===== THE DATA

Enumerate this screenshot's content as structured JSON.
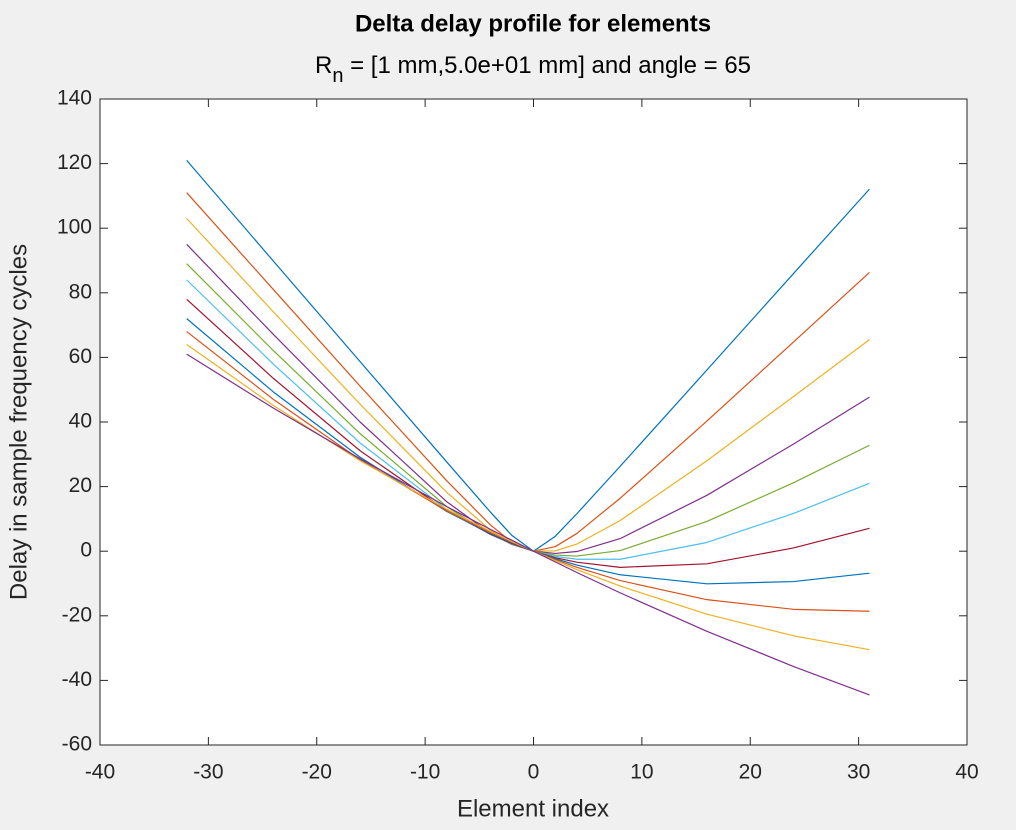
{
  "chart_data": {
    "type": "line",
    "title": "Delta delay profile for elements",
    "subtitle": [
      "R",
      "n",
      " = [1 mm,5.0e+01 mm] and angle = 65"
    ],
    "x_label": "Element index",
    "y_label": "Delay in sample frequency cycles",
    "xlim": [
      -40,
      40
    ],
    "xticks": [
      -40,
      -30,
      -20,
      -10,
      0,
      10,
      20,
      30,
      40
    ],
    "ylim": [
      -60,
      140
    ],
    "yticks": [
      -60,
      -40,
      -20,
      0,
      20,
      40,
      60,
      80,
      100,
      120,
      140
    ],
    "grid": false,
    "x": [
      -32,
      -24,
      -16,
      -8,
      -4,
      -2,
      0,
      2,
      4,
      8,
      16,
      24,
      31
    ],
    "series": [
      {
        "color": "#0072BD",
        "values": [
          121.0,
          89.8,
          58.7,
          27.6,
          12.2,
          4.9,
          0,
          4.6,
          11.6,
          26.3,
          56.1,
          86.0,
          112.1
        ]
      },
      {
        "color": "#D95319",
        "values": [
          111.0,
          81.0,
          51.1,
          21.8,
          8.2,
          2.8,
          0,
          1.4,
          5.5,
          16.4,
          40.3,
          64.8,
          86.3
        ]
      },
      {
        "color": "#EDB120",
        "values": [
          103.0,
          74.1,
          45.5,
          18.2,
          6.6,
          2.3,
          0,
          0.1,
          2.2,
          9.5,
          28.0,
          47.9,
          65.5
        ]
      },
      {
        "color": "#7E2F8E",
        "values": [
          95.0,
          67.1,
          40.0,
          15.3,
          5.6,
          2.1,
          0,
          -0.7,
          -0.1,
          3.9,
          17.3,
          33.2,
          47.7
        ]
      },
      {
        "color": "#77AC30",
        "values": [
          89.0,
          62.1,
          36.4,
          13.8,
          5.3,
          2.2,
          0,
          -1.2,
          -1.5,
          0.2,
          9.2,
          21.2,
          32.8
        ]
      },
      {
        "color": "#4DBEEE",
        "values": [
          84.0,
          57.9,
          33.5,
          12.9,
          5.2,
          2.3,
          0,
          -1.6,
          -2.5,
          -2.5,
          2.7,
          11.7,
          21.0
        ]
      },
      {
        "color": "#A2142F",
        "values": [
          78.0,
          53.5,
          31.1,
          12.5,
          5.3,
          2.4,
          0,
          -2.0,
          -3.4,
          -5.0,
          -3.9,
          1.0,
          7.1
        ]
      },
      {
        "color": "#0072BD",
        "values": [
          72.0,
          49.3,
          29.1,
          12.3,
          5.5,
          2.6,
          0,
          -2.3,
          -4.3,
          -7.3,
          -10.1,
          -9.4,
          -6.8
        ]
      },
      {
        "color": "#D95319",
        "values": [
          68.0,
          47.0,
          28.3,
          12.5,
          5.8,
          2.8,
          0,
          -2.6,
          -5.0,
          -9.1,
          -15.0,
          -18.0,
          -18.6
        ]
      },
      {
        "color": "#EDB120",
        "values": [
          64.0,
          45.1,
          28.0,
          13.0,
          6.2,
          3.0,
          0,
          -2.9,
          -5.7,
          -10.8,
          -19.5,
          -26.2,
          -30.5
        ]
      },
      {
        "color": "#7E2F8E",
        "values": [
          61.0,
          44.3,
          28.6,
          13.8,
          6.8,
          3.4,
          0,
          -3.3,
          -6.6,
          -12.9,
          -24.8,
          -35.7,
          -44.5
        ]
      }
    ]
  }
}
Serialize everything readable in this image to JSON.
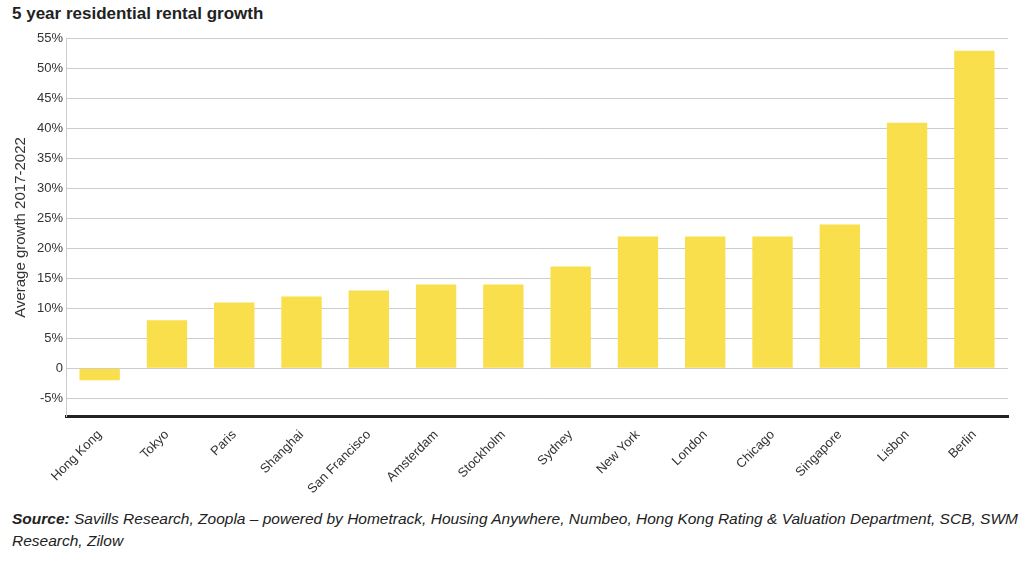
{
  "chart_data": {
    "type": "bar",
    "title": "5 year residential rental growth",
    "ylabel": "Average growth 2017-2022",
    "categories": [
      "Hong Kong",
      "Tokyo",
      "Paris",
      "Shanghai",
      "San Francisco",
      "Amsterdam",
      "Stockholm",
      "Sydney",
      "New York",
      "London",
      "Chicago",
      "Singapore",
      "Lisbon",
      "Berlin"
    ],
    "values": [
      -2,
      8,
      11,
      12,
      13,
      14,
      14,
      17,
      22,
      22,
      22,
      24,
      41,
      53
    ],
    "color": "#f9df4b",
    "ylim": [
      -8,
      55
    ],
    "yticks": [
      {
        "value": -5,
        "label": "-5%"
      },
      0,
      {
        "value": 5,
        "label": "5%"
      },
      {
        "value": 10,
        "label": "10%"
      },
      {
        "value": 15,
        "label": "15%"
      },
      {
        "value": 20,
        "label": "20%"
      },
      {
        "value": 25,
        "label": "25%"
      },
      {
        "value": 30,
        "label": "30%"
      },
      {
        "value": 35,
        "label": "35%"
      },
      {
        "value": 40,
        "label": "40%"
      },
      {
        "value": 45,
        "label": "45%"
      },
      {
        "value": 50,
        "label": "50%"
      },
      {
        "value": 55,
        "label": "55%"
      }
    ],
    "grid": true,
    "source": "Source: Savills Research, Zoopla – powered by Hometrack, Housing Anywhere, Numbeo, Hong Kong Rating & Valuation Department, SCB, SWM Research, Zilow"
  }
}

==========

TASK TO COMPLETE -
Look back over the material above and state how many lines hold the word "Hong". Write the number and nothing else.

EXERCISE SOLUTION -
2